Return the records in full, exactly as given.

Stored records:
####################

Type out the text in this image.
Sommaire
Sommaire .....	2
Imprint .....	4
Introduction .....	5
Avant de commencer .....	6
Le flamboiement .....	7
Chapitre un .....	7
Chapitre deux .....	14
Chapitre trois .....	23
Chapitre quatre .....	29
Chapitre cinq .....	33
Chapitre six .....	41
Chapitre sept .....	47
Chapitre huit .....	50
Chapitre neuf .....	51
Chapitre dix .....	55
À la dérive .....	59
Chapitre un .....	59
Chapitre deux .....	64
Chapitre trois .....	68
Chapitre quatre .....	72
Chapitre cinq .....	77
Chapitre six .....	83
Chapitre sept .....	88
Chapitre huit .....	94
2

####################

● Response to this exercise:
Type out the text in this image.
Sommaire
Sommaire .....	2
Imprint .....	4
Introduction .....	5
Avant de commencer .....	6
Le flamboiement .....	7
Chapitre un .....	7
Chapitre deux .....	14
Chapitre trois .....	23
Chapitre quatre .....	29
Chapitre cinq .....	33
Chapitre six .....	41
Chapitre sept .....	47
Chapitre huit .....	50
Chapitre neuf .....	51
Chapitre dix .....	55
À la dérive .....	59
Chapitre un .....	59
Chapitre deux .....	64
Chapitre trois .....	68
Chapitre quatre .....	72
Chapitre cinq .....	77
Chapitre six .....	83
Chapitre sept .....	88
Chapitre huit .....	94
2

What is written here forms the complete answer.